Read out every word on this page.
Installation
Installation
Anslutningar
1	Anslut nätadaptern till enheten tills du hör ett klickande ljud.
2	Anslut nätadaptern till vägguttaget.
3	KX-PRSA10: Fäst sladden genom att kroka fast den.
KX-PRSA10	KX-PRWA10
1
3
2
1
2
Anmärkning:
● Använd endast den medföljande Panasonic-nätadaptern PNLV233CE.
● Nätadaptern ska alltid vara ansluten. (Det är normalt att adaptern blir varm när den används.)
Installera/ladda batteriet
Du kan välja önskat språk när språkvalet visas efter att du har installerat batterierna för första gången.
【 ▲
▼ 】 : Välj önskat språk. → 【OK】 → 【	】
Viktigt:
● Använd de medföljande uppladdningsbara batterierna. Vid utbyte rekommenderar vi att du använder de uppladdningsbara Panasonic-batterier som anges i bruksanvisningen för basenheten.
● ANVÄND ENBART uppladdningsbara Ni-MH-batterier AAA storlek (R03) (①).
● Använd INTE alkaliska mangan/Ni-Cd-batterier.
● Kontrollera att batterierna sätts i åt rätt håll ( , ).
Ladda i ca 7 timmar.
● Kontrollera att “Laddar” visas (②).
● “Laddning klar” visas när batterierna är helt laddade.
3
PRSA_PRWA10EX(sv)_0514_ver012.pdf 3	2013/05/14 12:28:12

- - -

(What is expected): Copy all of the data exactly.

(Exercise answer):
Read out every word on this page.
Installation
Installation
Anslutningar
1	Anslut nätadaptern till enheten tills du hör ett klickande ljud.
2	Anslut nätadaptern till vägguttaget.
3	KX-PRSA10: Fäst sladden genom att kroka fast den.
KX-PRSA10	KX-PRWA10
1
3
2
1
2
Anmärkning:
● Använd endast den medföljande Panasonic-nätadaptern PNLV233CE.
● Nätadaptern ska alltid vara ansluten. (Det är normalt att adaptern blir varm när den används.)
Installera/ladda batteriet
Du kan välja önskat språk när språkvalet visas efter att du har installerat batterierna för första gången.
【 ▲
▼ 】 : Välj önskat språk. → 【OK】 → 【	】
Viktigt:
● Använd de medföljande uppladdningsbara batterierna. Vid utbyte rekommenderar vi att du använder de uppladdningsbara Panasonic-batterier som anges i bruksanvisningen för basenheten.
● ANVÄND ENBART uppladdningsbara Ni-MH-batterier AAA storlek (R03) (①).
● Använd INTE alkaliska mangan/Ni-Cd-batterier.
● Kontrollera att batterierna sätts i åt rätt håll ( , ).
Ladda i ca 7 timmar.
● Kontrollera att “Laddar” visas (②).
● “Laddning klar” visas när batterierna är helt laddade.
3
PRSA_PRWA10EX(sv)_0514_ver012.pdf 3	2013/05/14 12:28:12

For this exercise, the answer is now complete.